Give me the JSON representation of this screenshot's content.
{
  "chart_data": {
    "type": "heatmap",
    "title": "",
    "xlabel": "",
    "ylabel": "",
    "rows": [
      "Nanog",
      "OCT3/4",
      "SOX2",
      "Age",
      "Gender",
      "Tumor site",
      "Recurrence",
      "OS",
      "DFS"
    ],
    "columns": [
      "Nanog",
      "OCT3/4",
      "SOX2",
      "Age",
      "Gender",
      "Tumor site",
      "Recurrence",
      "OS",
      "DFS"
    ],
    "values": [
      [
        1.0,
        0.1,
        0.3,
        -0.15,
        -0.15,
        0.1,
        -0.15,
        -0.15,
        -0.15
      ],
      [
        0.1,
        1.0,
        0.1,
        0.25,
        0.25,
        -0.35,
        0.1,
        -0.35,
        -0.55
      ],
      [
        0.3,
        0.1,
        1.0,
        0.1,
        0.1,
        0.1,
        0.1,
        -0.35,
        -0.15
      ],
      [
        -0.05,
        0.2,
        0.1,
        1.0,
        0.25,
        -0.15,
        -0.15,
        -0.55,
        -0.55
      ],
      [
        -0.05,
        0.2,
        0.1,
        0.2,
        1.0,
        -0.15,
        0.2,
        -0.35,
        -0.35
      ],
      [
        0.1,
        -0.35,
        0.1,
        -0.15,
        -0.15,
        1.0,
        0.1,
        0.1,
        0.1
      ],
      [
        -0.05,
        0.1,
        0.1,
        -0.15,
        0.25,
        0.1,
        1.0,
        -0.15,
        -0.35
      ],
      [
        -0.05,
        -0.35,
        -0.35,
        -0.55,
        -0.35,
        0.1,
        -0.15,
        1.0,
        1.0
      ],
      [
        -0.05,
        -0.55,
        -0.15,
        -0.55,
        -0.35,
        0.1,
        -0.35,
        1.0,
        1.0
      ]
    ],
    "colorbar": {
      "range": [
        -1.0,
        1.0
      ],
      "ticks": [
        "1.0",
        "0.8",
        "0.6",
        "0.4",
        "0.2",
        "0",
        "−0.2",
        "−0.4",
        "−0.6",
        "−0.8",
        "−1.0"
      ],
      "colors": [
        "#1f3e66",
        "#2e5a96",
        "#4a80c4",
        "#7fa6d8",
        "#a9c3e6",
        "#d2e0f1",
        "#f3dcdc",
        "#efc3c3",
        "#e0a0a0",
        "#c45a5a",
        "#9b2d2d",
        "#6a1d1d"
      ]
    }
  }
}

__Work request__
Write out the whole listing above once more, exactly.

__Exercise result__
Give me the JSON representation of this screenshot's content.
{
  "chart_data": {
    "type": "heatmap",
    "title": "",
    "xlabel": "",
    "ylabel": "",
    "rows": [
      "Nanog",
      "OCT3/4",
      "SOX2",
      "Age",
      "Gender",
      "Tumor site",
      "Recurrence",
      "OS",
      "DFS"
    ],
    "columns": [
      "Nanog",
      "OCT3/4",
      "SOX2",
      "Age",
      "Gender",
      "Tumor site",
      "Recurrence",
      "OS",
      "DFS"
    ],
    "values": [
      [
        1.0,
        0.1,
        0.3,
        -0.15,
        -0.15,
        0.1,
        -0.15,
        -0.15,
        -0.15
      ],
      [
        0.1,
        1.0,
        0.1,
        0.25,
        0.25,
        -0.35,
        0.1,
        -0.35,
        -0.55
      ],
      [
        0.3,
        0.1,
        1.0,
        0.1,
        0.1,
        0.1,
        0.1,
        -0.35,
        -0.15
      ],
      [
        -0.05,
        0.2,
        0.1,
        1.0,
        0.25,
        -0.15,
        -0.15,
        -0.55,
        -0.55
      ],
      [
        -0.05,
        0.2,
        0.1,
        0.2,
        1.0,
        -0.15,
        0.2,
        -0.35,
        -0.35
      ],
      [
        0.1,
        -0.35,
        0.1,
        -0.15,
        -0.15,
        1.0,
        0.1,
        0.1,
        0.1
      ],
      [
        -0.05,
        0.1,
        0.1,
        -0.15,
        0.25,
        0.1,
        1.0,
        -0.15,
        -0.35
      ],
      [
        -0.05,
        -0.35,
        -0.35,
        -0.55,
        -0.35,
        0.1,
        -0.15,
        1.0,
        1.0
      ],
      [
        -0.05,
        -0.55,
        -0.15,
        -0.55,
        -0.35,
        0.1,
        -0.35,
        1.0,
        1.0
      ]
    ],
    "colorbar": {
      "range": [
        -1.0,
        1.0
      ],
      "ticks": [
        "1.0",
        "0.8",
        "0.6",
        "0.4",
        "0.2",
        "0",
        "−0.2",
        "−0.4",
        "−0.6",
        "−0.8",
        "−1.0"
      ],
      "colors": [
        "#1f3e66",
        "#2e5a96",
        "#4a80c4",
        "#7fa6d8",
        "#a9c3e6",
        "#d2e0f1",
        "#f3dcdc",
        "#efc3c3",
        "#e0a0a0",
        "#c45a5a",
        "#9b2d2d",
        "#6a1d1d"
      ]
    }
  }
}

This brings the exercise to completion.